■ **Source data**:
-------

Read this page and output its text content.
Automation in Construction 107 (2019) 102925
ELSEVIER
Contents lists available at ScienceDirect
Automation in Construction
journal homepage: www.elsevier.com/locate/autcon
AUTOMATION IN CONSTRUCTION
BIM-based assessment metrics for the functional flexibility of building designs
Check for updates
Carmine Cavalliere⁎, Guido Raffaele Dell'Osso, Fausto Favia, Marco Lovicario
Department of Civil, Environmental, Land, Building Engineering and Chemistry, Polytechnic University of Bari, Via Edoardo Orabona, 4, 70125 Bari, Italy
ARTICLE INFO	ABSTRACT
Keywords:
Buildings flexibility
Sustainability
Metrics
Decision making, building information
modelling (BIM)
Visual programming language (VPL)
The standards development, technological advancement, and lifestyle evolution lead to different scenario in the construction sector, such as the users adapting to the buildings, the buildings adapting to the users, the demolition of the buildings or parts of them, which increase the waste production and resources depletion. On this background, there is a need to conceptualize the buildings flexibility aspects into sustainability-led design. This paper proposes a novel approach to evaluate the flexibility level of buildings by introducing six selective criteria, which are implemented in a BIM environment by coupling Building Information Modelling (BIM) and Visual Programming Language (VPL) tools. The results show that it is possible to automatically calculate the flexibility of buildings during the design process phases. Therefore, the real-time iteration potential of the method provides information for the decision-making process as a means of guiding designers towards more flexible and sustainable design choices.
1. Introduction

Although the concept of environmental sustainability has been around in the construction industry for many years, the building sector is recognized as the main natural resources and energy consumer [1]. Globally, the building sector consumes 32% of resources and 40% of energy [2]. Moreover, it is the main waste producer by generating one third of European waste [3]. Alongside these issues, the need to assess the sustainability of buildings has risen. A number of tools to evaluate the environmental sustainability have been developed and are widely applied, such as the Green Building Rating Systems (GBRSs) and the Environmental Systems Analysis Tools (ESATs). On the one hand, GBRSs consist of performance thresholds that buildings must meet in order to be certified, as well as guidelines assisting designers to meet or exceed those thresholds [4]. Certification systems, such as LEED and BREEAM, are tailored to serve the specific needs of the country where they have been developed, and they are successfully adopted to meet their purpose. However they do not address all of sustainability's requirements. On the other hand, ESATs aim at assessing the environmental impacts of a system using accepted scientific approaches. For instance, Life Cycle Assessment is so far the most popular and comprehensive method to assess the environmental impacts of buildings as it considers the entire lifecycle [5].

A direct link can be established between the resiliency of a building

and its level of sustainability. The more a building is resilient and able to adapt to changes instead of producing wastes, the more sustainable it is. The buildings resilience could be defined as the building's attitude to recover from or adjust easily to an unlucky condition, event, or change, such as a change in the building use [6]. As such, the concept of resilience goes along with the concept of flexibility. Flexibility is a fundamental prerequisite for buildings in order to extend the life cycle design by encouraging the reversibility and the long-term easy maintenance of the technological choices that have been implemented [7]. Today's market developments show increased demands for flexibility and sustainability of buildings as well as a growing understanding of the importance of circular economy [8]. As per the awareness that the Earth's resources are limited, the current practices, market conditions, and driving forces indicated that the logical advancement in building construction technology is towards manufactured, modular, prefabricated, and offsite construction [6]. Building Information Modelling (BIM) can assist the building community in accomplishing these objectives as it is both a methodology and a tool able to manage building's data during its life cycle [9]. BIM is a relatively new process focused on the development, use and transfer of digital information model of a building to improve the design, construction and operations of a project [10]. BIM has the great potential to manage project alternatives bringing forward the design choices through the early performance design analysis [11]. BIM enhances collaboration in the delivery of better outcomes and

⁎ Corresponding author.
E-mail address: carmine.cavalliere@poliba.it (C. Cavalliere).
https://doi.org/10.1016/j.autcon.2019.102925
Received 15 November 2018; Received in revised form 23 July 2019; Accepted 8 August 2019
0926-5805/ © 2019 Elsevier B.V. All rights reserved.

-------

■ **Aim**: Reproduce each line verbatim.

■ **Task response**:
Read this page and output its text content.
Automation in Construction 107 (2019) 102925
ELSEVIER
Contents lists available at ScienceDirect
Automation in Construction
journal homepage: www.elsevier.com/locate/autcon
AUTOMATION IN CONSTRUCTION
BIM-based assessment metrics for the functional flexibility of building designs
Check for updates
Carmine Cavalliere⁎, Guido Raffaele Dell'Osso, Fausto Favia, Marco Lovicario
Department of Civil, Environmental, Land, Building Engineering and Chemistry, Polytechnic University of Bari, Via Edoardo Orabona, 4, 70125 Bari, Italy
ARTICLE INFO	ABSTRACT
Keywords:
Buildings flexibility
Sustainability
Metrics
Decision making, building information
modelling (BIM)
Visual programming language (VPL)
The standards development, technological advancement, and lifestyle evolution lead to different scenario in the construction sector, such as the users adapting to the buildings, the buildings adapting to the users, the demolition of the buildings or parts of them, which increase the waste production and resources depletion. On this background, there is a need to conceptualize the buildings flexibility aspects into sustainability-led design. This paper proposes a novel approach to evaluate the flexibility level of buildings by introducing six selective criteria, which are implemented in a BIM environment by coupling Building Information Modelling (BIM) and Visual Programming Language (VPL) tools. The results show that it is possible to automatically calculate the flexibility of buildings during the design process phases. Therefore, the real-time iteration potential of the method provides information for the decision-making process as a means of guiding designers towards more flexible and sustainable design choices.
1. Introduction

Although the concept of environmental sustainability has been around in the construction industry for many years, the building sector is recognized as the main natural resources and energy consumer [1]. Globally, the building sector consumes 32% of resources and 40% of energy [2]. Moreover, it is the main waste producer by generating one third of European waste [3]. Alongside these issues, the need to assess the sustainability of buildings has risen. A number of tools to evaluate the environmental sustainability have been developed and are widely applied, such as the Green Building Rating Systems (GBRSs) and the Environmental Systems Analysis Tools (ESATs). On the one hand, GBRSs consist of performance thresholds that buildings must meet in order to be certified, as well as guidelines assisting designers to meet or exceed those thresholds [4]. Certification systems, such as LEED and BREEAM, are tailored to serve the specific needs of the country where they have been developed, and they are successfully adopted to meet their purpose. However they do not address all of sustainability's requirements. On the other hand, ESATs aim at assessing the environmental impacts of a system using accepted scientific approaches. For instance, Life Cycle Assessment is so far the most popular and comprehensive method to assess the environmental impacts of buildings as it considers the entire lifecycle [5].

A direct link can be established between the resiliency of a building

and its level of sustainability. The more a building is resilient and able to adapt to changes instead of producing wastes, the more sustainable it is. The buildings resilience could be defined as the building's attitude to recover from or adjust easily to an unlucky condition, event, or change, such as a change in the building use [6]. As such, the concept of resilience goes along with the concept of flexibility. Flexibility is a fundamental prerequisite for buildings in order to extend the life cycle design by encouraging the reversibility and the long-term easy maintenance of the technological choices that have been implemented [7]. Today's market developments show increased demands for flexibility and sustainability of buildings as well as a growing understanding of the importance of circular economy [8]. As per the awareness that the Earth's resources are limited, the current practices, market conditions, and driving forces indicated that the logical advancement in building construction technology is towards manufactured, modular, prefabricated, and offsite construction [6]. Building Information Modelling (BIM) can assist the building community in accomplishing these objectives as it is both a methodology and a tool able to manage building's data during its life cycle [9]. BIM is a relatively new process focused on the development, use and transfer of digital information model of a building to improve the design, construction and operations of a project [10]. BIM has the great potential to manage project alternatives bringing forward the design choices through the early performance design analysis [11]. BIM enhances collaboration in the delivery of better outcomes and

⁎ Corresponding author.
E-mail address: carmine.cavalliere@poliba.it (C. Cavalliere).
https://doi.org/10.1016/j.autcon.2019.102925
Received 15 November 2018; Received in revised form 23 July 2019; Accepted 8 August 2019
0926-5805/ © 2019 Elsevier B.V. All rights reserved.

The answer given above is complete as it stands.